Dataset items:
====================
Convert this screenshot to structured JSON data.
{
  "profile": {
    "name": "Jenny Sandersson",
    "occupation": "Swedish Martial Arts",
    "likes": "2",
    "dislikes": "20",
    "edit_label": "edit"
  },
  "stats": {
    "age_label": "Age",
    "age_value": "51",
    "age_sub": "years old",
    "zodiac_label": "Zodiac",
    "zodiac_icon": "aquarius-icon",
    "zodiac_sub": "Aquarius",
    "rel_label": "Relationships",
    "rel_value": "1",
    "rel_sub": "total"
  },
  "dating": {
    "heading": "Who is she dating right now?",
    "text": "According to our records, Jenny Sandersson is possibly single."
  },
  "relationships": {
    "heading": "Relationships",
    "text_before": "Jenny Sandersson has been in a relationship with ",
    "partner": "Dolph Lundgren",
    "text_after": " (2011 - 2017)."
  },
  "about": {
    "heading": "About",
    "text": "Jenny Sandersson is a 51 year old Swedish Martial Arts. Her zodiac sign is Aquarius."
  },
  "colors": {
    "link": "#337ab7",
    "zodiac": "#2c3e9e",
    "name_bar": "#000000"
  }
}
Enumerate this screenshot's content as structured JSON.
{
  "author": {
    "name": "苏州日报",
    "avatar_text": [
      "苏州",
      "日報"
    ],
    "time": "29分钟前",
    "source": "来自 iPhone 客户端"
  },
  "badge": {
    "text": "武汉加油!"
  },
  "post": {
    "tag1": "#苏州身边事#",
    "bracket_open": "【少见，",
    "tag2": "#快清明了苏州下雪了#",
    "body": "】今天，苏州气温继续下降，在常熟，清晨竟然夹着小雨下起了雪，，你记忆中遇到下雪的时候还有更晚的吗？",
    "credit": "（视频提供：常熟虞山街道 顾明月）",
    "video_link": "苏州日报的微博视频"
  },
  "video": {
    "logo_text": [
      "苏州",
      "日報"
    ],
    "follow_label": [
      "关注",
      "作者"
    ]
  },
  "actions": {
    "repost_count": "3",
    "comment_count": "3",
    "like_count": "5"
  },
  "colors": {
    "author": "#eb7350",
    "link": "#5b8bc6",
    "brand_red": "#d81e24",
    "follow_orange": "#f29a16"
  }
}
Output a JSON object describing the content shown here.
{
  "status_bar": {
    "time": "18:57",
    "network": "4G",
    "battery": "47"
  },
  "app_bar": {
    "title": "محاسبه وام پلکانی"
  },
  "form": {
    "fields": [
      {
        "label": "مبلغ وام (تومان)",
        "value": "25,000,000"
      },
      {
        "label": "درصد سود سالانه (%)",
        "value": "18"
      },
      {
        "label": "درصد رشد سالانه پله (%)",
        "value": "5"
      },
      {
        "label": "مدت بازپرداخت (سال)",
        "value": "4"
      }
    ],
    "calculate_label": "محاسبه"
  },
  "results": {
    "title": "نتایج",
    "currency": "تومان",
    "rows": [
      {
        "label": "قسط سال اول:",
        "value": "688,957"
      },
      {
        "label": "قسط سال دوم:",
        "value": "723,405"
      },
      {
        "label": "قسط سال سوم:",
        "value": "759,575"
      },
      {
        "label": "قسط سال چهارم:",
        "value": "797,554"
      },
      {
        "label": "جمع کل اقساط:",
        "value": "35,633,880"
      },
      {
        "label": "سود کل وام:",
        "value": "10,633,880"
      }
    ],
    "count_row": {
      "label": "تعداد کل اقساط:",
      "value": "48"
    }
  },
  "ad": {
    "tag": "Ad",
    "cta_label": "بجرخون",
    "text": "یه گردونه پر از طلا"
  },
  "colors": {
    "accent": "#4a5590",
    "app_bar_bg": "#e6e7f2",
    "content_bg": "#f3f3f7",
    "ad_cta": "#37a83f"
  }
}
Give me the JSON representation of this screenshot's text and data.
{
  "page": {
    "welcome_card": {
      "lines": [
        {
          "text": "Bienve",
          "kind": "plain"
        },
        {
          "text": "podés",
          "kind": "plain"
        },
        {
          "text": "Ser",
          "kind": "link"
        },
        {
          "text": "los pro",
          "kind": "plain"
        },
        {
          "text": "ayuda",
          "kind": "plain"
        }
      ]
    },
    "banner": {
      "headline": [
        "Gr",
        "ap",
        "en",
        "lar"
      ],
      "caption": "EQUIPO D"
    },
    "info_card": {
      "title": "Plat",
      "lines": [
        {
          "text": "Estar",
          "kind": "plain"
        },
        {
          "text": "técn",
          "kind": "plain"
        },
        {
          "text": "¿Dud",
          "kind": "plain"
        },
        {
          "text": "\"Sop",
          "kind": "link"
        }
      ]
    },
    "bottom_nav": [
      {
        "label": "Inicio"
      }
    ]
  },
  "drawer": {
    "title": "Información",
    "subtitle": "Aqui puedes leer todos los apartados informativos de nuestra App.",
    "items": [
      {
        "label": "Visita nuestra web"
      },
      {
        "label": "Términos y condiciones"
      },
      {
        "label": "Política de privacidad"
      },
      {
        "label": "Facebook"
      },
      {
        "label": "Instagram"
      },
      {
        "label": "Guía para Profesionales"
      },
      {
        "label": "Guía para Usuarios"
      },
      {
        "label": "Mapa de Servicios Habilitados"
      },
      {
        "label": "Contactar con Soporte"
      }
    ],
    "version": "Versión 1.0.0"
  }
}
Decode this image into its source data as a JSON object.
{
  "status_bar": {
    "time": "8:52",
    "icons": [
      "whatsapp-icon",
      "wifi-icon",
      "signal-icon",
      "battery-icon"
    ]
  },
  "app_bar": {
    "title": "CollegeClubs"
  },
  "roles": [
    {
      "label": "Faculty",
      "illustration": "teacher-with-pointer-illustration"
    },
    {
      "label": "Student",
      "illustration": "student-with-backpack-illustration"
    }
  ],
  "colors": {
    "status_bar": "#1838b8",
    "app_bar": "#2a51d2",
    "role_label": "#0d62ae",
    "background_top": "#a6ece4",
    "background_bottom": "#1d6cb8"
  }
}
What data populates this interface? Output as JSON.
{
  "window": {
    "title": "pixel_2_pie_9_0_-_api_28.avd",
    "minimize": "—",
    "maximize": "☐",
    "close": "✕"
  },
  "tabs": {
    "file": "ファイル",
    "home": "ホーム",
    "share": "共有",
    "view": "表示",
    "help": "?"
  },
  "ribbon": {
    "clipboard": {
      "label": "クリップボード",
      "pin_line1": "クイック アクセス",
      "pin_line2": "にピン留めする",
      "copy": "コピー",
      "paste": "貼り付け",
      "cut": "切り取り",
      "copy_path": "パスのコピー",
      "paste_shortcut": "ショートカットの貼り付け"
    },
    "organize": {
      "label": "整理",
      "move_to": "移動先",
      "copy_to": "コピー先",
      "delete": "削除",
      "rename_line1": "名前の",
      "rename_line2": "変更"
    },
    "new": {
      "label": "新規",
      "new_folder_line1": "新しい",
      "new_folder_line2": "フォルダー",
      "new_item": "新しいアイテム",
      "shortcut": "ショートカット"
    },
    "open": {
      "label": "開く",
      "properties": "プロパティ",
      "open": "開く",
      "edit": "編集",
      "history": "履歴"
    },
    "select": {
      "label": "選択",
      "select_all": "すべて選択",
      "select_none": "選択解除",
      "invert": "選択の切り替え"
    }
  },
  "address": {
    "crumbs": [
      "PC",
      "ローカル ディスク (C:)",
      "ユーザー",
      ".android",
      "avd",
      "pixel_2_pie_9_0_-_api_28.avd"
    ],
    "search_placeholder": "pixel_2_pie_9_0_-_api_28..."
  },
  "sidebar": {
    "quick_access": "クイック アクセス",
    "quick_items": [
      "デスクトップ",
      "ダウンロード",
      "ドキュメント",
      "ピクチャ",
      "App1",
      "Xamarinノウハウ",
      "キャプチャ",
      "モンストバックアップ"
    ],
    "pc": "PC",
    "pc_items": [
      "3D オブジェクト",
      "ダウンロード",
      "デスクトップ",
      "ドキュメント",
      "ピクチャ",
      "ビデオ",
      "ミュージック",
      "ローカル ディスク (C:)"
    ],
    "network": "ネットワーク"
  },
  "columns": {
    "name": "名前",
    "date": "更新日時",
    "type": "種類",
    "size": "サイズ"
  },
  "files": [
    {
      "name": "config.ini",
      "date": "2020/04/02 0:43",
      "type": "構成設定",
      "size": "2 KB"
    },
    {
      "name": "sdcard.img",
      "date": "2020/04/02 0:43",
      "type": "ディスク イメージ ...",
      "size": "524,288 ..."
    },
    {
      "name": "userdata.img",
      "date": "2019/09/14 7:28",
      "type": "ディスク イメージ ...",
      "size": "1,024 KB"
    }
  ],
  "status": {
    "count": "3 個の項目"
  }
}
====================
SHORT TASK:
Select, from the listing, all lines that include the word "Guía".

WRITTEN ANSWER:
        "label": "Guía para Profesionales"
        "label": "Guía para Usuarios"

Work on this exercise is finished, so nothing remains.